WHAT YOU WILL DO
Only lines holding the string "отдельным" are wanted; copy each one from the material.

DATA PROVIDED
· · · · · · ·

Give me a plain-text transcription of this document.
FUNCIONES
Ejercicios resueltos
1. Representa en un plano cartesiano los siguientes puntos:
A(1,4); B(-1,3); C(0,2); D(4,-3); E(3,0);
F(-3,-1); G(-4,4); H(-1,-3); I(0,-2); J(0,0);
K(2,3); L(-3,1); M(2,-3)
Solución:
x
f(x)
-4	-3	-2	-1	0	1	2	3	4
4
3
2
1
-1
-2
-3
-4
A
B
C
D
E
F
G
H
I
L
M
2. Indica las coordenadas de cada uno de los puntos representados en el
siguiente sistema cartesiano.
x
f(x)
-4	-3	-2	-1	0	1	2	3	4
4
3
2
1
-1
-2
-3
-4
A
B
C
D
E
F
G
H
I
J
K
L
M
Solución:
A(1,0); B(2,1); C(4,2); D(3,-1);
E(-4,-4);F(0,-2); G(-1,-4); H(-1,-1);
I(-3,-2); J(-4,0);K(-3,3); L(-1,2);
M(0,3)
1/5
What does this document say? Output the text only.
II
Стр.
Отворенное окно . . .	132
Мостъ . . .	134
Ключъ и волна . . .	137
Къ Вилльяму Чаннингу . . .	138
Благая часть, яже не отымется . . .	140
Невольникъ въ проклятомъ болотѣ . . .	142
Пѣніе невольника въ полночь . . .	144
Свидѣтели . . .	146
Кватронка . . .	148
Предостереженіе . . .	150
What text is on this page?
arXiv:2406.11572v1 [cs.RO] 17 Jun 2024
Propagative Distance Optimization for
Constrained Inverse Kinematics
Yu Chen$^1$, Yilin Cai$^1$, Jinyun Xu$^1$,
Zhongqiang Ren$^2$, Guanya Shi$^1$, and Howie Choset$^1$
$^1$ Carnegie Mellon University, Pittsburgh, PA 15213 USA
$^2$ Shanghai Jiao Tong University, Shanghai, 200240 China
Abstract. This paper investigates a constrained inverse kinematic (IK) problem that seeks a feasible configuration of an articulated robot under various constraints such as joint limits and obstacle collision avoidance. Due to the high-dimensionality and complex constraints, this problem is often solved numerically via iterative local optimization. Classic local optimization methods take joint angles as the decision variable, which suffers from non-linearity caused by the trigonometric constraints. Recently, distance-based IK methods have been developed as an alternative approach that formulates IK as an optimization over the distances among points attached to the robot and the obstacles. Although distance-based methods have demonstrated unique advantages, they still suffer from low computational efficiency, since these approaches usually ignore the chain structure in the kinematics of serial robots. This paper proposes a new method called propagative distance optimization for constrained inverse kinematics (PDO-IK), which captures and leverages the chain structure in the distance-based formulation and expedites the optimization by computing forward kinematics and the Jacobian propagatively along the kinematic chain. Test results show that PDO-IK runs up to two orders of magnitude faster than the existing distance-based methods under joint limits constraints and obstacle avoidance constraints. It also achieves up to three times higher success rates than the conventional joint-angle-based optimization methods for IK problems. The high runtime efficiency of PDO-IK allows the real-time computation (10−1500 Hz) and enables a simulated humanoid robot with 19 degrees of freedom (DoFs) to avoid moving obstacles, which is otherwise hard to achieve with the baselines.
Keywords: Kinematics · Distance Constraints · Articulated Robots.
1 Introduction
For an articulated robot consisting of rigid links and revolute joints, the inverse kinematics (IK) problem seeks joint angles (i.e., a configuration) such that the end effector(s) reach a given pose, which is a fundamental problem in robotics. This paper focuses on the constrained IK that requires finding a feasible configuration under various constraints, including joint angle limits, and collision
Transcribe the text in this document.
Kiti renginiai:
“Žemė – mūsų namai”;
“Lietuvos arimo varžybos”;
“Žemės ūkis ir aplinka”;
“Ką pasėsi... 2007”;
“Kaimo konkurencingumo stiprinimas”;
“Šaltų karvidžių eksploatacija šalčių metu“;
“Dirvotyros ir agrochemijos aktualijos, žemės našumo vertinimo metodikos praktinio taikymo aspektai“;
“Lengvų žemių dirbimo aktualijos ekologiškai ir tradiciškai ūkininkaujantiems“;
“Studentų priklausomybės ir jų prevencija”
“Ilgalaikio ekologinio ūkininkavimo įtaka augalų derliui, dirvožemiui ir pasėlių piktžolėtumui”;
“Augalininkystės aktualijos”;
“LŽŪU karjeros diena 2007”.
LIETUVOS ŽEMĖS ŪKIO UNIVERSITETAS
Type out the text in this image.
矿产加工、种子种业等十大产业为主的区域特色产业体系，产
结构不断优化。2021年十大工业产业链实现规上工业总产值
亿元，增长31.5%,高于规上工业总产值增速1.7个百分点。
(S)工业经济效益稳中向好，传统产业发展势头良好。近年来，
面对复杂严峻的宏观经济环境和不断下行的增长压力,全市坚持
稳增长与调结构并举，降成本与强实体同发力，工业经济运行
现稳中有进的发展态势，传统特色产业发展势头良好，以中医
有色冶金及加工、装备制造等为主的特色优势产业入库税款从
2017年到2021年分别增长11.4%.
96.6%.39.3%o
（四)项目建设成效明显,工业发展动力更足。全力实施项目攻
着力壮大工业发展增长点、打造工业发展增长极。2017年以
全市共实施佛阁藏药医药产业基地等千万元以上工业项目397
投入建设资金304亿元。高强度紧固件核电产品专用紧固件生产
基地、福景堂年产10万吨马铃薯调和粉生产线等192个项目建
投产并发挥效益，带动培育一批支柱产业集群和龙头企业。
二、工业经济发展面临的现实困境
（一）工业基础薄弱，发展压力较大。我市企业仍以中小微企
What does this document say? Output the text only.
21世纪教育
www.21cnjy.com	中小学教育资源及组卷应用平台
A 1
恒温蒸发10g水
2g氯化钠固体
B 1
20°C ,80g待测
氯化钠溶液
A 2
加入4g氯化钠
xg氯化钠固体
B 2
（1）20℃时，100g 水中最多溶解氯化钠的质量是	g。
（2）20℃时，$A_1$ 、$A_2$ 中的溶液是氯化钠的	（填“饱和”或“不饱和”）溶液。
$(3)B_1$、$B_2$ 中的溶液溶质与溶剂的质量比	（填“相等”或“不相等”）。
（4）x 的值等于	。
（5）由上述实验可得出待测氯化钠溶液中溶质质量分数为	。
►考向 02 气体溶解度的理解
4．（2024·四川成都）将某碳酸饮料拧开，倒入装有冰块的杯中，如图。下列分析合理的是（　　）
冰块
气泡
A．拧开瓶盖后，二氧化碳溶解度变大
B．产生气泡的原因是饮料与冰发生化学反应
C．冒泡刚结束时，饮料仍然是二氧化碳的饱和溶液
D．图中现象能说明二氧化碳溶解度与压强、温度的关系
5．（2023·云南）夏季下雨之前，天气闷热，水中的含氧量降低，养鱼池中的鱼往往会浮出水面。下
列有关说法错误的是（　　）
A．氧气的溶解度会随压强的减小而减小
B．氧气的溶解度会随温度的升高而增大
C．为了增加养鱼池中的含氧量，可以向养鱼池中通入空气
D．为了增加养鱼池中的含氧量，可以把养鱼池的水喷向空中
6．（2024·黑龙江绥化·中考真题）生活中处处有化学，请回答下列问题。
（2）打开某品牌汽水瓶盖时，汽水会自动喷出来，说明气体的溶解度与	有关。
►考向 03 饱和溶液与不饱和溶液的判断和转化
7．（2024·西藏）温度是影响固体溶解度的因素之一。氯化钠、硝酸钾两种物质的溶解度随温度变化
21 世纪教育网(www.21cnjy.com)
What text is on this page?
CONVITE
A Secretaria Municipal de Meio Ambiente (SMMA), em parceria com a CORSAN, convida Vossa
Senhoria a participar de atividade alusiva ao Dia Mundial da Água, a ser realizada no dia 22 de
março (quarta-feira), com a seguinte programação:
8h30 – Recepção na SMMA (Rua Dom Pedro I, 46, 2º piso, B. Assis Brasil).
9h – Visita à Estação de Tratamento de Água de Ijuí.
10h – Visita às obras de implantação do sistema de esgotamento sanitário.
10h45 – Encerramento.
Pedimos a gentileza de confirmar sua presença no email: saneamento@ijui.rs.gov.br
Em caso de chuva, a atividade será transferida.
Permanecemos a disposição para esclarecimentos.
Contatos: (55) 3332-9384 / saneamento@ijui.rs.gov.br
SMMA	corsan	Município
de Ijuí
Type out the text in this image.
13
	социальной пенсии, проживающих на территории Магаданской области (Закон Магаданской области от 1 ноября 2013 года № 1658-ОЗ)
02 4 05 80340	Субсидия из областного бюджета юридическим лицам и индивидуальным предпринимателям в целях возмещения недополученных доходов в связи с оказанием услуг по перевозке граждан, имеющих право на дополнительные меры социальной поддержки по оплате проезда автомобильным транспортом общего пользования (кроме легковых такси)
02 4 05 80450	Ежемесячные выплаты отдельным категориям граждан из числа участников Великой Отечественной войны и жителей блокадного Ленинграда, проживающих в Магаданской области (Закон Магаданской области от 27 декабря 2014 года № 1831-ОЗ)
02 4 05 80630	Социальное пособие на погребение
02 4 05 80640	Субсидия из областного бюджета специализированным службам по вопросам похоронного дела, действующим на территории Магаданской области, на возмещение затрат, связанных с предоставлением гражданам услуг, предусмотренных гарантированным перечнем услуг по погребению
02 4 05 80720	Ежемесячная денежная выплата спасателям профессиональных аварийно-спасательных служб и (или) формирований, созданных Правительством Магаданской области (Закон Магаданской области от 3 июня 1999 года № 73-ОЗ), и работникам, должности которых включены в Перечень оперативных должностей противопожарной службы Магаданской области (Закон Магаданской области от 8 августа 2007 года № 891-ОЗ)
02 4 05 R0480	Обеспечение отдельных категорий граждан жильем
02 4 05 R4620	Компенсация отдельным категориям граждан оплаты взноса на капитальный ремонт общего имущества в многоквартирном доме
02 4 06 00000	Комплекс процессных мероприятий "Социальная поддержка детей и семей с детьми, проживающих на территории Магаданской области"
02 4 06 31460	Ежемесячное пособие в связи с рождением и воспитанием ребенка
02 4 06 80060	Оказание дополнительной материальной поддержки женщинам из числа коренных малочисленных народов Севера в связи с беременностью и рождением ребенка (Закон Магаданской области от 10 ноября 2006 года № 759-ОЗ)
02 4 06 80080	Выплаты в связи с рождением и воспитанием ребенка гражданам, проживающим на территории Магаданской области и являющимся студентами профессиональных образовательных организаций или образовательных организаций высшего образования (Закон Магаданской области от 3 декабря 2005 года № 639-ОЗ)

· · · · · · ·

WORKED ANSWER
02 4 05 80450	Ежемесячные выплаты отдельным категориям граждан из числа участников Великой Отечественной войны и жителей блокадного Ленинграда, проживающих в Магаданской области (Закон Магаданской области от 27 декабря 2014 года № 1831-ОЗ)
02 4 05 R4620	Компенсация отдельным категориям граждан оплаты взноса на капитальный ремонт общего имущества в многоквартирном доме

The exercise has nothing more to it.